Menu

Posts Tagged ‘diy’

Deploying RabbitMQ to Kubernetes: What’s Involved?

Monday, August 10th, 2020

Introduction

Over time, we have seen the number of Kubernetes-related queries on our community mailing list and Slack channels soar. In this post we'd like to explain the basics of a DIY deployment of RabbitMQ on Kubernetes: what Kubernetes resources will be necessary, how to make sure RabbitMQ nodes use durable storage, how to approach configuration of sensitive values, and so on.

Deploying a statful data service such as RabbitMQ to Kubernetes is a bit like assembling a jigsaw puzzle. There are multiple pieces involved:

In this post, we will try to cover the key parts as well as mention a couple more steps that are not technically required to run RabbitMQ on Kubernetes, but every production system operator will have to worry about sooner rather than later:

  • How to set up cluster monitoring with Prometheus and Grafana
  • How to deploy a PerfTest instance to do basic functional and load testing of the cluster

This post by no means covers every aspect that may be relevant when deploying RabbitMQ to Kubernetes; our goal is to highlight the most important parts. Deployment- and workload-specific decisions such as what resource limits to apply to RabbitMQ node pod (containers), what kind of durable storage to use, how to approach TLS certificate/key pair rotation, log aggregation, and upgrades are great topics for separate blog posts. Let us know what you'd like to see in a follow-up!

Executable Examples

The files that accompany this post can be found in the DIY RabbitMQ on Kubernetes example repository. This post uses a Google Kubernetes Engine (GKE) cluster but Kubernetes concepts are universal.

To follow along the examples,

This post assumes that the reader is familiar with kubectl usage basics and the tool is set up to work with a GKE cluster.

RabbitMQ Docker Image

We recommend using the community RabbitMQ Docker image. The image is maintained by the Docker Community and is built with the latest versions of RabbitMQ, Erlang and OpenSSL. The image has a variant built with RabbitMQ release candidates for early testing and adoption.

Now let's begin with the first building block of a RabbitMQ cluster running on Kubernetes: picking a namespace to deploy to.

Kubernetes Namespace and Permissions (RBAC)

Every set of Kubernetes objects belongs to a Kubernetes Namespace. RabbitMQ cluster resources are no exception.

SUPPLIED DATA:
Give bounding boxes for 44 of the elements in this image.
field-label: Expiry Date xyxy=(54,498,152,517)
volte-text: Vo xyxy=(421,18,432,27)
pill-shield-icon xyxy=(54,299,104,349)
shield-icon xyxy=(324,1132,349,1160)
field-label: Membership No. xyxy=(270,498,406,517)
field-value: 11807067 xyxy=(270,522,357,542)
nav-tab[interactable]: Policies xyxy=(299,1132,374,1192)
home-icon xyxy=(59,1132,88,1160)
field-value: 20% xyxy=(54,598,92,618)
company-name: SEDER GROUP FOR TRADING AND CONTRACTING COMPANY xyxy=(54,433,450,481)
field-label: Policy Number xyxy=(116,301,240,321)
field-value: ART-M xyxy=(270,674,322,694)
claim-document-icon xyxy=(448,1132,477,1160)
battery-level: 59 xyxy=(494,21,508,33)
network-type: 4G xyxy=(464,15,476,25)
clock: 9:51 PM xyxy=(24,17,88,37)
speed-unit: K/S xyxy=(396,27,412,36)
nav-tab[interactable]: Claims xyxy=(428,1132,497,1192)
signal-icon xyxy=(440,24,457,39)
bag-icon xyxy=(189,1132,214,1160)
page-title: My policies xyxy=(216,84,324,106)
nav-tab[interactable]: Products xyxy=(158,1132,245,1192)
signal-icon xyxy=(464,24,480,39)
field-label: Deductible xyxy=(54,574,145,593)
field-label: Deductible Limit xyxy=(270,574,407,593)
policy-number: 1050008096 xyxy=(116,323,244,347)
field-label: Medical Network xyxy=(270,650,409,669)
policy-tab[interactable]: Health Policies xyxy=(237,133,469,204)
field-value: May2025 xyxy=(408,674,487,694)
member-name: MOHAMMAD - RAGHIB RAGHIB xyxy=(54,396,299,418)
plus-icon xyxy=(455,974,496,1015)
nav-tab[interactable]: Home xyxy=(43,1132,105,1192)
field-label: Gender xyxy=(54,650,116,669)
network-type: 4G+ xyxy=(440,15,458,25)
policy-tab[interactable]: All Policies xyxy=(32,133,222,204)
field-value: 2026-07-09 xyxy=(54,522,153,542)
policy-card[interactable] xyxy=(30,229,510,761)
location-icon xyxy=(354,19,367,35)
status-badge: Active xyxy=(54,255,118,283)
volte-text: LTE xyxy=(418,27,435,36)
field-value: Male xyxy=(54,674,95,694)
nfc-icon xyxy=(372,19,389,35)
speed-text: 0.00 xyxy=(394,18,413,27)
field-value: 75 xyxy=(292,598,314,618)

REQUIREMENTS:
**a.** Can you write out the RabbitMQ-on-Kubernetes post from "This post by" to "in a follow-up!", substituting "articles" for "blog posts"?
**b.** How would the RabbitMQ-on-Kubernetes post go on after its last sentence? Carry it forward from there.

FINAL RESULTS:
**a.**
This post by no means covers every aspect that may be relevant when deploying RabbitMQ to Kubernetes; our goal is to highlight the most important parts. Deployment- and workload-specific decisions such as what resource limits to apply to RabbitMQ node pod (containers), what kind of durable storage to use, how to approach TLS certificate/key pair rotation, log aggregation, and upgrades are great topics for separate articles. Let us know what you'd like to see in a follow-up!

**b.**
We recommend using a dedicated Namespace to keep the RabbitMQ cluster separate from other services that may be deployed in the Kubernetes cluster. Having a dedicated namespace makes logical sense and makes it easy to grant just enough permissions to the cluster nodes. This is a good security practice.

RabbitMQ's Kubernetes peer discovery plugin relies on the Kubernetes API as a data source. On first boot, every node will try to discover their peers using the Kubernetes API and attempt to join them. Nodes that finish booting emit a Kubernetes event to make it easier to discover such events in cluster activity (event) logs.

The plugin requires the following access to Kubernetes resources:

  • get access to the endpoints resource
  • create access to the events resource

Specify a Role, Role Binding and a Service Account to configure this access.

An example namespace, along with RBAC rules can be seen in the rbac.yaml example file.

If following from the example, use the following command to create a namespace and the required RBAC rules. Note that this creates a namespace called test-rabbitmq.

The kubectl examples below will use the test-rabbitmq namespace. This namespace can be set to be the default one for convenience:

Alternatively, --namespace="test-rabbitmq" can be appended to all kubectl commands demonstrated below.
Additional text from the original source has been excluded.